[Provided data]

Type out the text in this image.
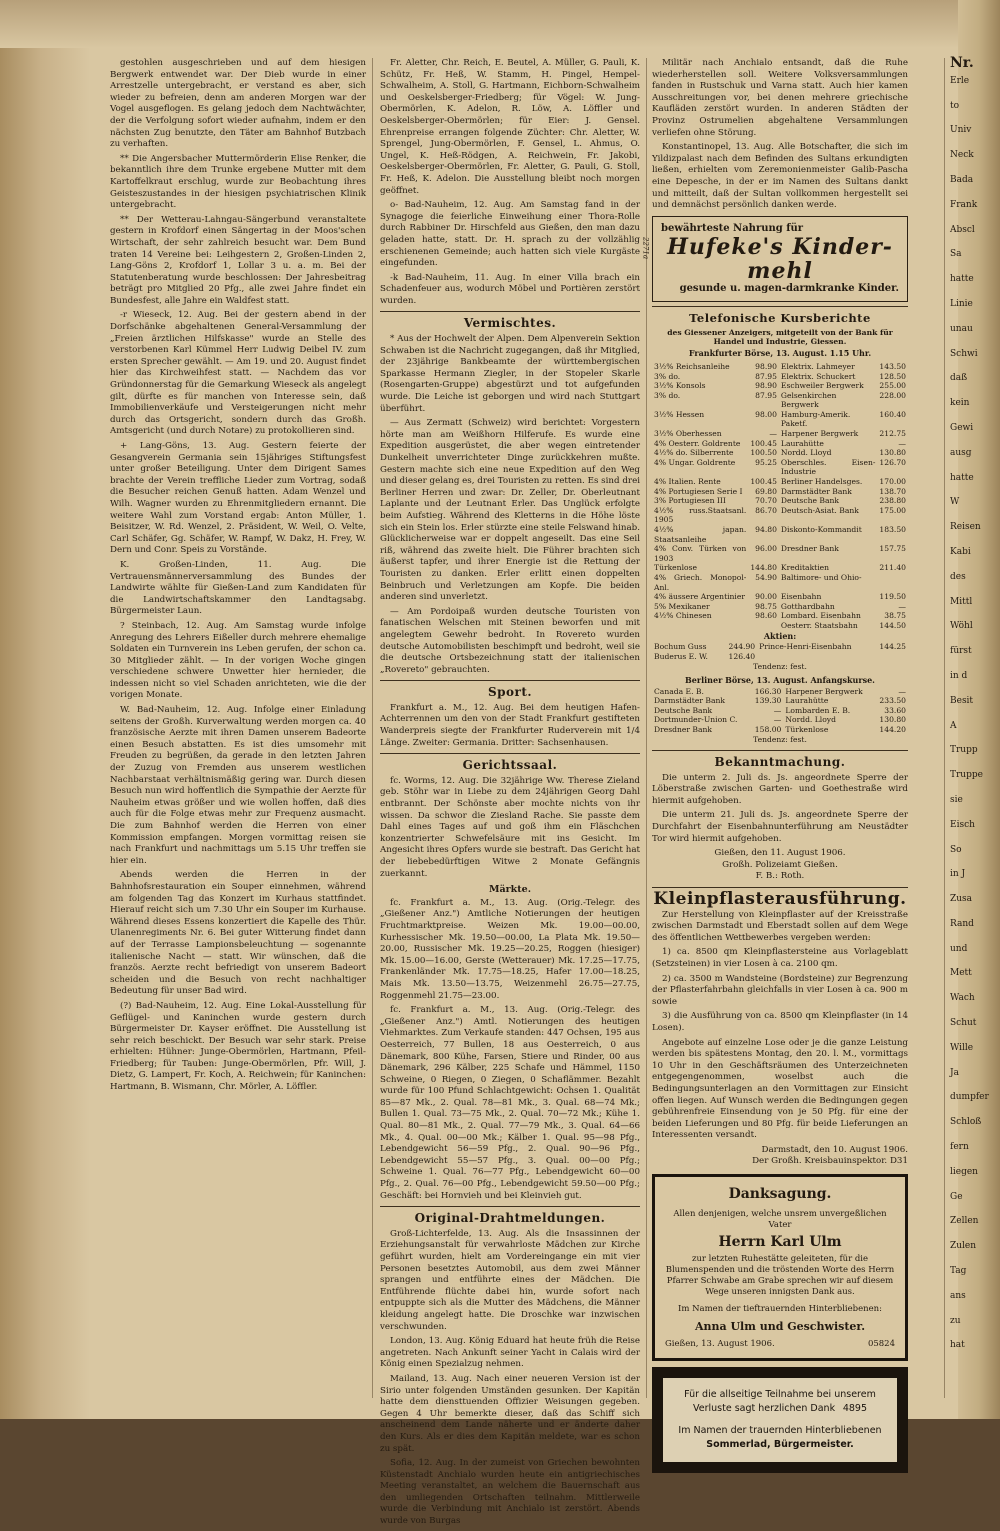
gestohlen ausgeschrieben und auf dem hiesigen Bergwerk entwendet war. Der Dieb wurde in einer Arrestzelle untergebracht, er verstand es aber, sich wieder zu befreien, denn am anderen Morgen war der Vogel ausgeflogen. Es gelang jedoch dem Nachtwächter, der die Verfolgung sofort wieder aufnahm, indem er den nächsten Zug benutzte, den Täter am Bahnhof Butzbach zu verhaften.

** Die Angersbacher Muttermörderin Elise Renker, die bekanntlich ihre dem Trunke ergebene Mutter mit dem Kartoffelkraut erschlug, wurde zur Beobachtung ihres Geisteszustandes in der hiesigen psychiatrischen Klinik untergebracht.

** Der Wetterau-Lahngau-Sängerbund veranstaltete gestern in Krofdorf einen Sängertag in der Moos'schen Wirtschaft, der sehr zahlreich besucht war. Dem Bund traten 14 Vereine bei: Leihgestern 2, Großen-Linden 2, Lang-Göns 2, Krofdorf 1, Lollar 3 u. a. m. Bei der Statutenberatung wurde beschlossen: Der Jahresbeitrag beträgt pro Mitglied 20 Pfg., alle zwei Jahre findet ein Bundesfest, alle Jahre ein Waldfest statt.

-r Wieseck, 12. Aug. Bei der gestern abend in der Dorfschänke abgehaltenen General-Versammlung der „Freien ärztlichen Hilfskasse" wurde an Stelle des verstorbenen Karl Kümmel Herr Ludwig Deibel IV. zum ersten Sprecher gewählt. — Am 19. und 20. August findet hier das Kirchweihfest statt. — Nachdem das vor Gründonnerstag für die Gemarkung Wieseck als angelegt gilt, dürfte es für manchen von Interesse sein, daß Immobilienverkäufe und Versteigerungen nicht mehr durch das Ortsgericht, sondern durch das Großh. Amtsgericht (und durch Notare) zu protokollieren sind.

+ Lang-Göns, 13. Aug. Gestern feierte der Gesangverein Germania sein 15jähriges Stiftungsfest unter großer Beteiligung. Unter dem Dirigent Sames brachte der Verein treffliche Lieder zum Vortrag, sodaß die Besucher reichen Genuß hatten. Adam Wenzel und Wilh. Wagner wurden zu Ehrenmitgliedern ernannt. Die weitere Wahl zum Vorstand ergab: Anton Müller, 1. Beisitzer, W. Rd. Wenzel, 2. Präsident, W. Weil, O. Velte, Carl Schäfer, Gg. Schäfer, W. Rampf, W. Dakz, H. Frey, W. Dern und Conr. Speis zu Vorstände.

K. Großen-Linden, 11. Aug. Die Vertrauensmännerversammlung des Bundes der Landwirte wählte für Gießen-Land zum Kandidaten für die Landwirtschaftskammer den Landtagsabg. Bürgermeister Laun.

? Steinbach, 12. Aug. Am Samstag wurde infolge Anregung des Lehrers Eißeller durch mehrere ehemalige Soldaten ein Turnverein ins Leben gerufen, der schon ca. 30 Mitglieder zählt. — In der vorigen Woche gingen verschiedene schwere Unwetter hier hernieder, die indessen nicht so viel Schaden anrichteten, wie die der vorigen Monate.

W. Bad-Nauheim, 12. Aug. Infolge einer Einladung seitens der Großh. Kurverwaltung werden morgen ca. 40 französische Aerzte mit ihren Damen unserem Badeorte einen Besuch abstatten. Es ist dies umsomehr mit Freuden zu begrüßen, da gerade in den letzten Jahren der Zuzug von Fremden aus unserem westlichen Nachbarstaat verhältnismäßig gering war. Durch diesen Besuch nun wird hoffentlich die Sympathie der Aerzte für Nauheim etwas größer und wie wollen hoffen, daß dies auch für die Folge etwas mehr zur Frequenz ausmacht. Die zum Bahnhof werden die Herren von einer Kommission empfangen. Morgen vormittag reisen sie nach Frankfurt und nachmittags um 5.15 Uhr treffen sie hier ein.

Abends werden die Herren in der Bahnhofsrestauration ein Souper einnehmen, während am folgenden Tag das Konzert im Kurhaus stattfindet. Hierauf reicht sich um 7.30 Uhr ein Souper im Kurhause. Während dieses Essens konzertiert die Kapelle des Thür. Ulanenregiments Nr. 6. Bei guter Witterung findet dann auf der Terrasse Lampionsbeleuchtung — sogenannte italienische Nacht — statt. Wir wünschen, daß die französ. Aerzte recht befriedigt von unserem Badeort scheiden und die Besuch von recht nachhaltiger Bedeutung für unser Bad wird.

(?) Bad-Nauheim, 12. Aug. Eine Lokal-Ausstellung für Geflügel- und Kaninchen wurde gestern durch Bürgermeister Dr. Kayser eröffnet. Die Ausstellung ist sehr reich beschickt. Der Besuch war sehr stark. Preise erhielten: Hühner: Junge-Obermörlen, Hartmann, Pfeil-Friedberg; für Tauben: Junge-Obermörlen, Pfr. Will, J. Dietz, G. Lampert, Fr. Koch, A. Reichwein; für Kaninchen: Hartmann, B. Wismann, Chr. Mörler, A. Löffler.

Fr. Aletter, Chr. Reich, E. Beutel, A. Müller, G. Pauli, K. Schütz, Fr. Heß, W. Stamm, H. Pingel, Hempel-Schwalheim, A. Stoll, G. Hartmann, Eichborn-Schwalheim und Oeskelsberger-Friedberg; für Vögel: W. Jung-Obermörlen, K. Adelon, R. Löw, A. Löffler und Oeskelsberger-Obermörlen; für Eier: J. Gensel. Ehrenpreise errangen folgende Züchter: Chr. Aletter, W. Sprengel, Jung-Obermörlen, F. Gensel, L. Ahmus, O. Ungel, K. Heß-Rödgen, A. Reichwein, Fr. Jakobi, Oeskelsberger-Obermörlen, Fr. Aletter, G. Pauli, G. Stoll, Fr. Heß, K. Adelon. Die Ausstellung bleibt noch morgen geöffnet.

o- Bad-Nauheim, 12. Aug. Am Samstag fand in der Synagoge die feierliche Einweihung einer Thora-Rolle durch Rabbiner Dr. Hirschfeld aus Gießen, den man dazu geladen hatte, statt. Dr. H. sprach zu der vollzählig erschienenen Gemeinde; auch hatten sich viele Kurgäste eingefunden.

-k Bad-Nauheim, 11. Aug. In einer Villa brach ein Schadenfeuer aus, wodurch Möbel und Portièren zerstört wurden.

Vermischtes.

* Aus der Hochwelt der Alpen. Dem Alpenverein Sektion Schwaben ist die Nachricht zugegangen, daß ihr Mitglied, der 23jährige Bankbeamte der württembergischen Sparkasse Hermann Ziegler, in der Stopeler Skarle (Rosengarten-Gruppe) abgestürzt und tot aufgefunden wurde. Die Leiche ist geborgen und wird nach Stuttgart überführt.

— Aus Zermatt (Schweiz) wird berichtet: Vorgestern hörte man am Weißhorn Hilferufe. Es wurde eine Expedition ausgerüstet, die aber wegen eintretender Dunkelheit unverrichteter Dinge zurückkehren mußte. Gestern machte sich eine neue Expedition auf den Weg und dieser gelang es, drei Touristen zu retten. Es sind drei Berliner Herren und zwar: Dr. Zeller, Dr. Oberleutnant Laplante und der Leutnant Erler. Das Unglück erfolgte beim Aufstieg. Während des Kletterns in die Höhe löste sich ein Stein los. Erler stürzte eine steile Felswand hinab. Glücklicherweise war er doppelt angeseilt. Das eine Seil riß, während das zweite hielt. Die Führer brachten sich äußerst tapfer, und ihrer Energie ist die Rettung der Touristen zu danken. Erler erlitt einen doppelten Beinbruch und Verletzungen am Kopfe. Die beiden anderen sind unverletzt.

— Am Pordoipaß wurden deutsche Touristen von fanatischen Welschen mit Steinen beworfen und mit angelegtem Gewehr bedroht. In Rovereto wurden deutsche Automobilisten beschimpft und bedroht, weil sie die deutsche Ortsbezeichnung statt der italienischen „Rovereto" gebrauchten.

Sport.

Frankfurt a. M., 12. Aug. Bei dem heutigen Hafen-Achterrennen um den von der Stadt Frankfurt gestifteten Wanderpreis siegte der Frankfurter Ruderverein mit 1/4 Länge. Zweiter: Germania. Dritter: Sachsenhausen.

Gerichtssaal.

fc. Worms, 12. Aug. Die 32jährige Ww. Therese Zieland geb. Stöhr war in Liebe zu dem 24jährigen Georg Dahl entbrannt. Der Schönste aber mochte nichts von ihr wissen. Da schwor die Ziesland Rache. Sie passte dem Dahl eines Tages auf und goß ihm ein Fläschchen konzentrierter Schwefelsäure mit ins Gesicht. Im Angesicht ihres Opfers wurde sie bestraft. Das Gericht hat der liebebedürftigen Witwe 2 Monate Gefängnis zuerkannt.

Märkte.

fc. Frankfurt a. M., 13. Aug. (Orig.-Telegr. des „Gießener Anz.") Amtliche Notierungen der heutigen Fruchtmarktpreise. Weizen Mk. 19.00—00.00, Kurhessischer Mk. 19.50—00.00, La Plata Mk. 19.50—20.00, Russischer Mk. 19.25—20.25, Roggen (hiesiger) Mk. 15.00—16.00, Gerste (Wetterauer) Mk. 17.25—17.75, Frankenländer Mk. 17.75—18.25, Hafer 17.00—18.25, Mais Mk. 13.50—13.75, Weizenmehl 26.75—27.75, Roggenmehl 21.75—23.00.

fc. Frankfurt a. M., 13. Aug. (Orig.-Telegr. des „Gießener Anz.") Amtl. Notierungen des heutigen Viehmarktes. Zum Verkaufe standen: 447 Ochsen, 195 aus Oesterreich, 77 Bullen, 18 aus Oesterreich, 0 aus Dänemark, 800 Kühe, Farsen, Stiere und Rinder, 00 aus Dänemark, 296 Kälber, 225 Schafe und Hämmel, 1150 Schweine, 0 Riegen, 0 Ziegen, 0 Schaflämmer. Bezahlt wurde für 100 Pfund Schlachtgewicht: Ochsen 1. Qualität 85—87 Mk., 2. Qual. 78—81 Mk., 3. Qual. 68—74 Mk.; Bullen 1. Qual. 73—75 Mk., 2. Qual. 70—72 Mk.; Kühe 1. Qual. 80—81 Mk., 2. Qual. 77—79 Mk., 3. Qual. 64—66 Mk., 4. Qual. 00—00 Mk.; Kälber 1. Qual. 95—98 Pfg., Lebendgewicht 56—59 Pfg., 2. Qual. 90—96 Pfg., Lebendgewicht 55—57 Pfg., 3. Qual. 00—00 Pfg.; Schweine 1. Qual. 76—77 Pfg., Lebendgewicht 60—00 Pfg., 2. Qual. 76—00 Pfg., Lebendgewicht 59.50—00 Pfg.; Geschäft: bei Hornvieh und bei Kleinvieh gut.

Original-Drahtmeldungen.

Groß-Lichterfelde, 13. Aug. Als die Insassinnen der Erziehungsanstalt für verwahrloste Mädchen zur Kirche geführt wurden, hielt am Vordereingange ein mit vier Personen besetztes Automobil, aus dem zwei Männer sprangen und entführte eines der Mädchen. Die Entführende flüchte dabei hin, wurde sofort nach entpuppte sich als die Mutter des Mädchens, die Männer kleidung angelegt hatte. Die Droschke war inzwischen verschwunden.

London, 13. Aug. König Eduard hat heute früh die Reise angetreten. Nach Ankunft seiner Yacht in Calais wird der König einen Spezialzug nehmen.

Mailand, 13. Aug. Nach einer neueren Version ist der Sirio unter folgenden Umständen gesunken. Der Kapitän hatte dem diensttuenden Offizier Weisungen gegeben. Gegen 4 Uhr bemerkte dieser, daß das Schiff sich anscheinend dem Lande näherte und er änderte daher den Kurs. Als er dies dem Kapitän meldete, war es schon zu spät.

Sofia, 12. Aug. In der zumeist von Griechen bewohnten Küstenstadt Anchialo wurden heute ein antigriechisches Meeting veranstaltet, an welchem die Bauernschaft aus den umliegenden Ortschaften teilnahm. Mittlerweile wurde die Verbindung mit Anchialo ist zerstört. Abends wurde von Burgas

Militär nach Anchialo entsandt, daß die Ruhe wiederherstellen soll. Weitere Volksversammlungen fanden in Rustschuk und Varna statt. Auch hier kamen Ausschreitungen vor, bei denen mehrere griechische Kaufläden zerstört wurden. In anderen Städten der Provinz Ostrumelien abgehaltene Versammlungen verliefen ohne Störung.

Konstantinopel, 13. Aug. Alle Botschafter, die sich im Yildizpalast nach dem Befinden des Sultans erkundigten ließen, erhielten vom Zeremonienmeister Galib-Pascha eine Depesche, in der er im Namen des Sultans dankt und mitteilt, daß der Sultan vollkommen hergestellt sei und demnächst persönlich danken werde.

bewährteste Nahrung für
Hufeke's Kinder-mehl
gesunde u. magen-darmkranke Kinder.
2271a
Telefonische Kursberichte
des Giessener Anzeigers, mitgeteilt von der Bank für Handel und Industrie, Giessen.
Frankfurter Börse, 13. August. 1.15 Uhr.
3½% Reichsanleihe	98.90	Elektrix. Lahmeyer	143.50
3% do.	87.95	Elektrix. Schuckert	128.50
3½% Konsols	98.90	Eschweiler Bergwerk	255.00
3% do.	87.95	Gelsenkirchen Bergwerk	228.00
3½% Hessen	98.00	Hamburg-Amerik. Paketf.	160.40
3½% Oberhessen	—	Harpener Bergwerk	212.75
4% Oesterr. Goldrente	100.45	Laurahütte	—
4½% do. Silberrente	100.50	Nordd. Lloyd	130.80
4% Ungar. Goldrente	95.25	Oberschles. Eisen-Industrie	126.70
4% Italien. Rente	100.45	Berliner Handelsges.	170.00
4% Portugiesen Serie I	69.80	Darmstädter Bank	138.70
3% Portugiesen III	70.70	Deutsche Bank	238.80
4½% russ.Staatsanl. 1905	86.70	Deutsch-Asiat. Bank	175.00
4½% japan. Staatsanleihe	94.80	Diskonto-Kommandit	183.50
4% Conv. Türken von 1903	96.00	Dresdner Bank	157.75
Türkenlose	144.80	Kreditaktien	211.40
4% Griech. Monopol-Anl.	54.90	Baltimore- und Ohio-	
4% äussere Argentinier	90.00	Eisenbahn	119.50
5% Mexikaner	98.75	Gotthardbahn	—
4½% Chinesen	98.60	Lombard. Eisenbahn	38.75
		Oesterr. Staatsbahn	144.50
Aktien:
Bochum Guss	244.90	Prince-Henri-Eisenbahn	144.25
Buderus E. W.	126.40		
Tendenz: fest.
Berliner Börse, 13. August. Anfangskurse.
Canada E. B.	166.30	Harpener Bergwerk	—
Darmstädter Bank	139.30	Laurahütte	233.50
Deutsche Bank	—	Lombarden E. B.	33.60
Dortmunder-Union C.	—	Nordd. Lloyd	130.80
Dresdner Bank	158.00	Türkenlose	144.20
Tendenz: fest.
Bekanntmachung.

Die unterm 2. Juli ds. Js. angeordnete Sperre der Löberstraße zwischen Garten- und Goethestraße wird hiermit aufgehoben.

Die unterm 21. Juli ds. Js. angeordnete Sperre der Durchfahrt der Eisenbahnunterführung am Neustädter Tor wird hiermit aufgehoben.

Gießen, den 11. August 1906.
Großh. Polizeiamt Gießen.
F. B.: Roth.
Kleinpflasterausführung.

Zur Herstellung von Kleinpflaster auf der Kreisstraße zwischen Darmstadt und Eberstadt sollen auf dem Wege des öffentlichen Wettbewerbes vergeben werden:

1) ca. 8500 qm Kleinpflastersteine aus Vorlageblatt (Setzsteinen) in vier Losen à ca. 2100 qm.

2) ca. 3500 m Wandsteine (Bordsteine) zur Begrenzung der Pflasterfahrbahn gleichfalls in vier Losen à ca. 900 m sowie

3) die Ausführung von ca. 8500 qm Kleinpflaster (in 14 Losen).

Angebote auf einzelne Lose oder je die ganze Leistung werden bis spätestens Montag, den 20. l. M., vormittags 10 Uhr in den Geschäftsräumen des Unterzeichneten entgegengenommen, woselbst auch die Bedingungsunterlagen an den Vormittagen zur Einsicht offen liegen. Auf Wunsch werden die Bedingungen gegen gebührenfreie Einsendung von je 50 Pfg. für eine der beiden Lieferungen und 80 Pfg. für beide Lieferungen an Interessenten versandt.

Darmstadt, den 10. August 1906.
Der Großh. Kreisbauinspektor. D31
Danksagung.
Allen denjenigen, welche unsrem unvergeßlichen Vater
Herrn Karl Ulm
zur letzten Ruhestätte geleiteten, für die Blumenspenden und die tröstenden Worte des Herrn Pfarrer Schwabe am Grabe sprechen wir auf diesem Wege unseren innigsten Dank aus.
Im Namen der tieftrauernden Hinterbliebenen:
Anna Ulm und Geschwister.
Gießen, 13. August 1906.	05824
Für die allseitige Teilnahme bei unserem
Verluste sagt herzlichen Dank 4895
Im Namen der trauernden Hinterbliebenen
Sommerlad, Bürgermeister.
Nr.
Erle
to
Univ
Neck
Bada
Frank
Abscl
Sa
hatte
Linie
unau
Schwi
daß
kein
Gewi
ausg
hatte
W
Reisen
Kabi
des
Mittl
Wöhl
fürst
in d
Besit
A
Trupp
Truppe
sie
Eisch
So
in J
Zusa
Rand
und
Mett
Wach
Schut
Wille
Ja
dumpfer
Schloß
fern
liegen
Ge
Zellen
Zulen
Tag
ans
zu
hat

[/Provided data]

### Prompt
Using the records above, give the count of lines with the word "eines", and write nothing more.

### Solution for this problem
2